> [What is needed] Please find all lines in the data that hold the string "Settings" and copy them.

#####

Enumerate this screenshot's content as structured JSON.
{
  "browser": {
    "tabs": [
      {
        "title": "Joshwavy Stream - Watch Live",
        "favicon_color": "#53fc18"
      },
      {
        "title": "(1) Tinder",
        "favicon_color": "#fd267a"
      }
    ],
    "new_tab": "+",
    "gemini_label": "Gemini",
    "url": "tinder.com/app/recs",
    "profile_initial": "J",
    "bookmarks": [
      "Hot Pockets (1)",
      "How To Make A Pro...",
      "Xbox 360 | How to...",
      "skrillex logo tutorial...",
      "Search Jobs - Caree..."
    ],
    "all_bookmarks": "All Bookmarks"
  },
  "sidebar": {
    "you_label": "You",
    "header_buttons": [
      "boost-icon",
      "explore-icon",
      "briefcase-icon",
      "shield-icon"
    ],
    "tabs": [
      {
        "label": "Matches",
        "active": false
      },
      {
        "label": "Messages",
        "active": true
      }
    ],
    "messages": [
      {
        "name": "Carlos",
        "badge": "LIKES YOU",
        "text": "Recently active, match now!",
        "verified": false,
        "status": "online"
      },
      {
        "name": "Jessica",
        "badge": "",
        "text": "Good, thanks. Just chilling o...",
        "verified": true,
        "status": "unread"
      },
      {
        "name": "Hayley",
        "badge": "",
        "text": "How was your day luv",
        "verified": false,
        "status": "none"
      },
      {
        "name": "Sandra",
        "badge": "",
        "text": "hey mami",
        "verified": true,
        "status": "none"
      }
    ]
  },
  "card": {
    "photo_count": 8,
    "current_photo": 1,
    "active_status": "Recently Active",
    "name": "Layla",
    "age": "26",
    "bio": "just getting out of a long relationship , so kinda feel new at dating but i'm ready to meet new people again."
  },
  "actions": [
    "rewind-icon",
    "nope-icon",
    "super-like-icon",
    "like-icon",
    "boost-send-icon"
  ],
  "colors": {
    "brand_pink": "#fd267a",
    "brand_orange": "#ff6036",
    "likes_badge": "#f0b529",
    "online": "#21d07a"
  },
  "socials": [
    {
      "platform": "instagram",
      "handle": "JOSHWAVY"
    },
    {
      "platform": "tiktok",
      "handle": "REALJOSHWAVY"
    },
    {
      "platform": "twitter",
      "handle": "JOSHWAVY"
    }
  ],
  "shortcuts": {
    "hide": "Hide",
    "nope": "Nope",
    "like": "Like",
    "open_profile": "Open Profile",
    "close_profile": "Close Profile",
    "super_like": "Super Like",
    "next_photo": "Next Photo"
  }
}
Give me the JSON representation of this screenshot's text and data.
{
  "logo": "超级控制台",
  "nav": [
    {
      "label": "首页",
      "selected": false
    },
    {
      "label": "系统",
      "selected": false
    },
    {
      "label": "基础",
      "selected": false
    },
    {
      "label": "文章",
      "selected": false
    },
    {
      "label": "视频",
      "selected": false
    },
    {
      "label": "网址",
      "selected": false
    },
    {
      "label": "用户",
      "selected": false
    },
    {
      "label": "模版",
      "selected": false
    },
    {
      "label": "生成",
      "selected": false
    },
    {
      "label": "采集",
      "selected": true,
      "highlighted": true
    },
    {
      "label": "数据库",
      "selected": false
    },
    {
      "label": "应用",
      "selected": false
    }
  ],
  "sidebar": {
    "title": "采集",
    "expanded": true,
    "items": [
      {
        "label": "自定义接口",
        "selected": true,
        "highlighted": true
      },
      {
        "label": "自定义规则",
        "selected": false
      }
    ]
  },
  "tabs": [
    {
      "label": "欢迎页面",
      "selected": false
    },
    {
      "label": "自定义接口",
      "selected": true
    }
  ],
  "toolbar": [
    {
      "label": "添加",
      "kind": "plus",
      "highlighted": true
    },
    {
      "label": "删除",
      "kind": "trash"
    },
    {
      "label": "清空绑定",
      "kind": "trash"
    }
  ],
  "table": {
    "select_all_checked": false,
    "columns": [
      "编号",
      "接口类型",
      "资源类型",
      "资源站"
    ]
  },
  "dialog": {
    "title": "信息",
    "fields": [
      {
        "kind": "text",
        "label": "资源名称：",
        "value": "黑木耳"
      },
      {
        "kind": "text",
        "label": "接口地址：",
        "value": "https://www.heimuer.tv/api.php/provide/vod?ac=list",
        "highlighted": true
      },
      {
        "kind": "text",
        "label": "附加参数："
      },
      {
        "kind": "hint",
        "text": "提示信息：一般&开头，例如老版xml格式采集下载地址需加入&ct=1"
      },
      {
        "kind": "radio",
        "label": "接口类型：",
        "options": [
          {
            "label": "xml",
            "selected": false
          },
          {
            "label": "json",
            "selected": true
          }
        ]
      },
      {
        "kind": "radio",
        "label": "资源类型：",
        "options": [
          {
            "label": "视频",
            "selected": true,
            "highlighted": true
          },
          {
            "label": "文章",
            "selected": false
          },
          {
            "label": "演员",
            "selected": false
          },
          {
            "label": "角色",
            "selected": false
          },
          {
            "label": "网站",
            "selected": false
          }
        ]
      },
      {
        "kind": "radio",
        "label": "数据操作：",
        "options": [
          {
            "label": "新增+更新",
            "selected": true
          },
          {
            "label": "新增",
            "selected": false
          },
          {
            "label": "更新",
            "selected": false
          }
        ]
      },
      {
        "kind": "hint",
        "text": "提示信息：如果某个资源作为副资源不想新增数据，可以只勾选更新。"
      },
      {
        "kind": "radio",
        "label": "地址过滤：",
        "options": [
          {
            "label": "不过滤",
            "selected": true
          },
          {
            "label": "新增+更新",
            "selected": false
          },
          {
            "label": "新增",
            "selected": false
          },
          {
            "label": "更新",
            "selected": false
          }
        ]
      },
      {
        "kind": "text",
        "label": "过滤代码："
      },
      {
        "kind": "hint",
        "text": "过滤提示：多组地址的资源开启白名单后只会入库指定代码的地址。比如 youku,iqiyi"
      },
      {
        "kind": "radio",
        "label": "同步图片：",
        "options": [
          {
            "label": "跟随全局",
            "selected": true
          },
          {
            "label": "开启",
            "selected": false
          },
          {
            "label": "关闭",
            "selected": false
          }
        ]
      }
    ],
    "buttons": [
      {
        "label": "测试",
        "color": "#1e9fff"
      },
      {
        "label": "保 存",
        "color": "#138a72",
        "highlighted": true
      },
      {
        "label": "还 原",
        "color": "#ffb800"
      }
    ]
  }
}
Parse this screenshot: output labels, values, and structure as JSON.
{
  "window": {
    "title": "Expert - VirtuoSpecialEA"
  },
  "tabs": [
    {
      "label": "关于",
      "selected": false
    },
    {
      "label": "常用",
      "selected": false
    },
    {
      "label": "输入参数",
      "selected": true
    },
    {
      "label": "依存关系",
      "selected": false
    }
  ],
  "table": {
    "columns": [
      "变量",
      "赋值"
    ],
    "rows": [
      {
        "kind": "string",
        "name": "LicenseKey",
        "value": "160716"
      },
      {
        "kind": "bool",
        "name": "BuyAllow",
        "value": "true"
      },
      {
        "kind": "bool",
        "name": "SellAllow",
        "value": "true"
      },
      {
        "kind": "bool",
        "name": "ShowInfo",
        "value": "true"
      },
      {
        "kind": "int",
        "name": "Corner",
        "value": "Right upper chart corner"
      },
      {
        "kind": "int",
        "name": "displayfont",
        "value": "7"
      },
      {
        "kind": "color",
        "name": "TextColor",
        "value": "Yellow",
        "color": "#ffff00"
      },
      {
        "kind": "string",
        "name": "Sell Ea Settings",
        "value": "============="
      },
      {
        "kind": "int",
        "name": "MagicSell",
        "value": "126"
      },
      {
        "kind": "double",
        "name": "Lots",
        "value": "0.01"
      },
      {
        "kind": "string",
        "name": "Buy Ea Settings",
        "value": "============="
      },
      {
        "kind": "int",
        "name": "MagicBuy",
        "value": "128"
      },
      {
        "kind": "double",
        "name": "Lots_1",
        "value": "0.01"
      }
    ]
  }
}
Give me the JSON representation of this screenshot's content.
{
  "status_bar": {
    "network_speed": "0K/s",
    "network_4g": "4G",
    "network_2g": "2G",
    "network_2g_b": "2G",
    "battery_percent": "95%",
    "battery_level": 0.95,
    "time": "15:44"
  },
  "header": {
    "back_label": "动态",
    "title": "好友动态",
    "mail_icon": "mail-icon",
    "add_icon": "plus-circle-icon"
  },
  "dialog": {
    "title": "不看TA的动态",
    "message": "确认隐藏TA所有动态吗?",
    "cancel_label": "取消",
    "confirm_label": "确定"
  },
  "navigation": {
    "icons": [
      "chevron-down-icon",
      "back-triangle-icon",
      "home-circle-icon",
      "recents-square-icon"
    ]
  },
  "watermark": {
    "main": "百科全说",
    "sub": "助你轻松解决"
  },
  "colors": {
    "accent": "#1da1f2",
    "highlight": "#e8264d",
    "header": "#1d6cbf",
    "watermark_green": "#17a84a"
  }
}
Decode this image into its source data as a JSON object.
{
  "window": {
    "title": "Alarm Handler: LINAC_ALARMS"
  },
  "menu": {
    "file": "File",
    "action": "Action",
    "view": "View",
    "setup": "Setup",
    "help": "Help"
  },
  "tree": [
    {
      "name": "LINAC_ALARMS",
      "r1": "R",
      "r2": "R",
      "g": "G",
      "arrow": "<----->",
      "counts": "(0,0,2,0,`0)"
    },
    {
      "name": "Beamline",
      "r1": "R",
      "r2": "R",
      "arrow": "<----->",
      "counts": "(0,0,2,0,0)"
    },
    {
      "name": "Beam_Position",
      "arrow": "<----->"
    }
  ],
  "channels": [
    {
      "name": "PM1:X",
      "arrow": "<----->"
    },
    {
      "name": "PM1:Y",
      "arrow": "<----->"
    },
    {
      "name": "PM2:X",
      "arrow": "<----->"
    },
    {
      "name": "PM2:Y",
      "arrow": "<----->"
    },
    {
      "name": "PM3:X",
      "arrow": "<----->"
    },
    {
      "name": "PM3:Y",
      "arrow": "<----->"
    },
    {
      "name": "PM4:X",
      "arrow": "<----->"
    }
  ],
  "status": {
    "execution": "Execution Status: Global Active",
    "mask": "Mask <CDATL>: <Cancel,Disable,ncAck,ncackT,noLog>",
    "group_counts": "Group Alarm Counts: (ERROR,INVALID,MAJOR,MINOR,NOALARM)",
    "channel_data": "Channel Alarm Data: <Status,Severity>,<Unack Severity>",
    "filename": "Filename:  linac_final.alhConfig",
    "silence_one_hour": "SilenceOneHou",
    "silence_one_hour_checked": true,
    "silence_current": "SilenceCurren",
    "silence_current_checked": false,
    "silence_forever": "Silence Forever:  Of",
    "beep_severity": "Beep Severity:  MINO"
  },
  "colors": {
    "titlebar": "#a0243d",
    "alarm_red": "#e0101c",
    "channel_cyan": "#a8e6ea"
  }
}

#####

> [Output for this exercise]
        "name": "Sell Ea Settings",
        "name": "Buy Ea Settings",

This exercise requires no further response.